■ ISTRUZIONI E REQUISITI: Prosegui, per favore, la discussione sul nuovo capitolo di Mafia, partendo subito dopo l'ultima frase riportata.

Ad ogni modo curioso di aspettare ulteriore materiale, ma credo sarà un gioco che quasi sicuramente acquisterò.


----------



## Jino (22 Aprile 2016)

E' uscito il trailer ufficiale, il gioco esce il 7 di ottobre.

Lo prenderò, ma a naso temo sarà una bella delusione rispetto ai precendeti Mafia, sopratutto al primo.


----------



## Fabry_cekko (23 Aprile 2016)

Temo anch'io sarà una grandissima delusione. La trilogia doveva concludersi con un altro protagonista Italo-Americano. Poi il Gameplay si sono fissati a renderlo simile ad un GTA...


----------



## Jino (24 Aprile 2016)

Fabry_cekko ha scritto:


> Temo anch'io sarà una grandissima delusione. La trilogia doveva concludersi con un altro protagonista Italo-Americano. Poi il Gameplay si sono fissati a renderlo simile ad un GTA...



Ma infatti di Mafia non è rimasto quasi più niente. E' rimasto il nome "Mafia" solo per sfruttare il franchising.


----------



## Jino (15 Ottobre 2016)

Preso, con scetticismo, e ci gioco da una settimana. Consiglio? Non lo prendete, per nessun motivo a prezzo pieno.

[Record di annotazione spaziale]
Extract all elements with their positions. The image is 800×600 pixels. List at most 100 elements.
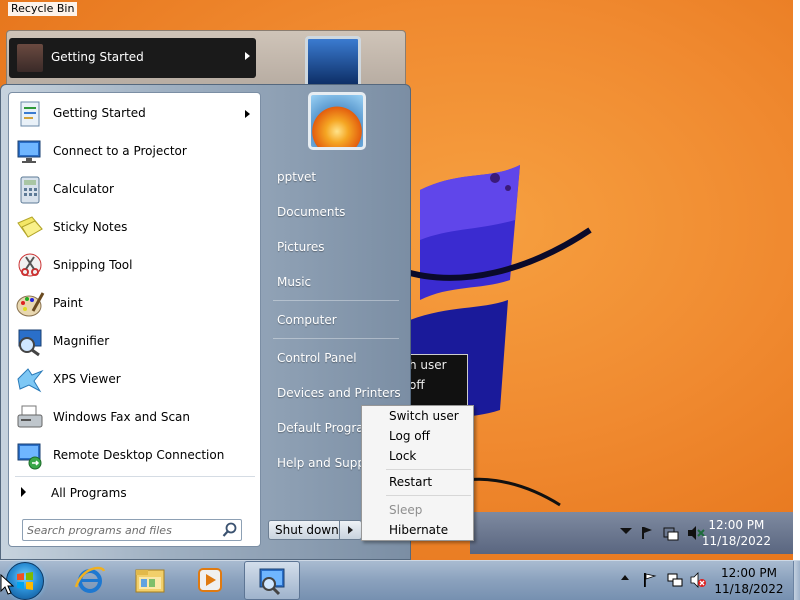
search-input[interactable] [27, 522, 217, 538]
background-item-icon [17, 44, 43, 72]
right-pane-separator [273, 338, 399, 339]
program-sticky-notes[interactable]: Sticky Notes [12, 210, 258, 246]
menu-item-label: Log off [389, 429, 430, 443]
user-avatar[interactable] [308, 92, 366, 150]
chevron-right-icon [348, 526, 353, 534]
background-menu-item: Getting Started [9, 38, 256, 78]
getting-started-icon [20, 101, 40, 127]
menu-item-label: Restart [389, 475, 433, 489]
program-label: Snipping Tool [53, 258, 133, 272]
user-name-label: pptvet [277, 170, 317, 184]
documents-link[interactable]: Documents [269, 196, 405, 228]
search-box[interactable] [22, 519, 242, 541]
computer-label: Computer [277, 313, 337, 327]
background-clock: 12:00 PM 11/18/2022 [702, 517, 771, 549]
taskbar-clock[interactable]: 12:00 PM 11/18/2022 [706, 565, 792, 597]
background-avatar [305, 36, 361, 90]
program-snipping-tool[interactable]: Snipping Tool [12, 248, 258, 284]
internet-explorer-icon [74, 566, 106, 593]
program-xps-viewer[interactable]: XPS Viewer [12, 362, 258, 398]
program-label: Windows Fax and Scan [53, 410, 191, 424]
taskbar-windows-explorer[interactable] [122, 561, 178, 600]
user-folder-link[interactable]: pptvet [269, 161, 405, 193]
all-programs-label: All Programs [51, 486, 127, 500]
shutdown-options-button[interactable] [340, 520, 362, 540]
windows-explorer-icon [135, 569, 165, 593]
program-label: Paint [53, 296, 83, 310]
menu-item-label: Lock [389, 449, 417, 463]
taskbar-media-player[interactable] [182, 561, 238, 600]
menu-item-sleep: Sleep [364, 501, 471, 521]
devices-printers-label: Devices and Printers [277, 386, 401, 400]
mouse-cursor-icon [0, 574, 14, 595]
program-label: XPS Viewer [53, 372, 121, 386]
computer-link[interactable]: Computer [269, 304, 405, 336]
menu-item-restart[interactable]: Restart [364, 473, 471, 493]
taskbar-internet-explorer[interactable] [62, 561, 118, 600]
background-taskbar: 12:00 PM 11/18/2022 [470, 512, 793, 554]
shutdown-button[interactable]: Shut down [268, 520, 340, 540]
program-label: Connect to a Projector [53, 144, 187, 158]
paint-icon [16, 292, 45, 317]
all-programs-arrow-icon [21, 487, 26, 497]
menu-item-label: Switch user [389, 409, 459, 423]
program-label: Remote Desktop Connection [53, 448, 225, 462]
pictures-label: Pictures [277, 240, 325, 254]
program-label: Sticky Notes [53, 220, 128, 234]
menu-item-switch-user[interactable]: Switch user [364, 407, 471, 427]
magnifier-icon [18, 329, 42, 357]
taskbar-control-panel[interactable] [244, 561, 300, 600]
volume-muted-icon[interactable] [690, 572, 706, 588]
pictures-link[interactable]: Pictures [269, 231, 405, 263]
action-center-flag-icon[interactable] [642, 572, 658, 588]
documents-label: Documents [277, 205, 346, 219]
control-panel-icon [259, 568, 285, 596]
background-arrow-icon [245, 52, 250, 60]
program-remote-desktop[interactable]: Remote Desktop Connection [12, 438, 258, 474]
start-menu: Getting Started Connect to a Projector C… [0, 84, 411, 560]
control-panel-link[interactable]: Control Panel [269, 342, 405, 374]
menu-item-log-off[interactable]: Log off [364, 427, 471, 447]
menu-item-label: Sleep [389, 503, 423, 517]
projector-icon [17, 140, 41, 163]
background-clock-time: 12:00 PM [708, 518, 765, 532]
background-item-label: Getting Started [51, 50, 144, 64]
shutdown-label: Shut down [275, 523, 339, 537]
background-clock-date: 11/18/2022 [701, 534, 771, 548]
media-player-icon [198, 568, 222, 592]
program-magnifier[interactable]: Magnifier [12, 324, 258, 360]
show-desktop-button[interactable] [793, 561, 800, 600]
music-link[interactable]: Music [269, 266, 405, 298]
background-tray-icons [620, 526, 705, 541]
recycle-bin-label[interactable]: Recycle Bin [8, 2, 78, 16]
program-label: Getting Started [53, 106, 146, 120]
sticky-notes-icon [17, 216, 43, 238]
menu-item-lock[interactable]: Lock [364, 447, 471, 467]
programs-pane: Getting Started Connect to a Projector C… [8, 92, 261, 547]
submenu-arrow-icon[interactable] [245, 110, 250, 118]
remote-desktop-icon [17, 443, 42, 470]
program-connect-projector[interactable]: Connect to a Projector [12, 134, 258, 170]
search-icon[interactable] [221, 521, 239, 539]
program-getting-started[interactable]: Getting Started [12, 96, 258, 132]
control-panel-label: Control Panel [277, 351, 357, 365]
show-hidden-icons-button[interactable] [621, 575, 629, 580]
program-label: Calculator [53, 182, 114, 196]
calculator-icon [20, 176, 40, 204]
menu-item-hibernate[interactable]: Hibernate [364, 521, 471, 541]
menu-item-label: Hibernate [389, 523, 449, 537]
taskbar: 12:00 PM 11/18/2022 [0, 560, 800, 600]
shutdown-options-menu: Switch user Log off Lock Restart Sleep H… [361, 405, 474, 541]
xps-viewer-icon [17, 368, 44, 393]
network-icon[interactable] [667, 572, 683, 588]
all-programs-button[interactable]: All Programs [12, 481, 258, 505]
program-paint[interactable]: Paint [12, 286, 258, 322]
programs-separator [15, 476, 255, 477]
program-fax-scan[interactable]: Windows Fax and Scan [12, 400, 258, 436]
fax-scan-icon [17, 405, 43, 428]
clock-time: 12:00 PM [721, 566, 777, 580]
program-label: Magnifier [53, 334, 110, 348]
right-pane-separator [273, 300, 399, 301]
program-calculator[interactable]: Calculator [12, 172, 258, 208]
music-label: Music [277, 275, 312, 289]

■ ESITO DEL COMPITO:
Io davvero non mi capacito di come si riesca a prendere un brand di questo tipo, con una base che ti permette di creare qualcosa di fantastico e ridurlo ad una tamarrata del genere. Per me questo è un Mafia tamarro. 

Le missioni secondarie sono di una noia mostruosa fin da subito, incredibile. Graficamente poca roba, a livello di luci è abberrante, graficamente non c'è la minima cura.

Negli incidenti le macchine nemmeno si danneggiano, cambiamenti meteo e di luce pessimi, IA dei nemici inesistente, qualsiasi cosa secondaria da fare assolutamente ripetitiva, qualsiasi personaggio che non sia tra i principali fatto malissimo, la polizia che se gli passi a fianco al semaforo rosso non fa nulla, se uccidi in stealth qualcuno quelli li attorno non si accorgono nemmeno...e molte altre cose che sul subito non mi vengono!

Cosa salvo? Beh, la colonna sonora è DIVINA, la trama è assolutamente piacevole. 

Quando fai un free roaming di questo tipo ti metti in concorrenza con un GTA, parliamo di due giochi su due mondi completamente opposti. 

GTA voto 10, Mafia voto 0!


----------



## sballotello (10 Febbraio 2017)

Ho iniziato a giocarci.. È molto particolare.. Per passarci un po' di tempo va bene


----------



## Jino (10 Febbraio 2017)

sballotello ha scritto:


> Ho iniziato a giocarci.. È molto particolare.. Per passarci un po' di tempo va bene



Io son rimasto piuttosto deluso da questo gioco...dopo aver giocato sopratutto il primo, ma anche il secondo, non potrebbe essere altrimenti. 

L'errore di fondo è stato voler snaturare un gioco che di fatto stava in piedi da solo.


----------



## sballotello (10 Febbraio 2017)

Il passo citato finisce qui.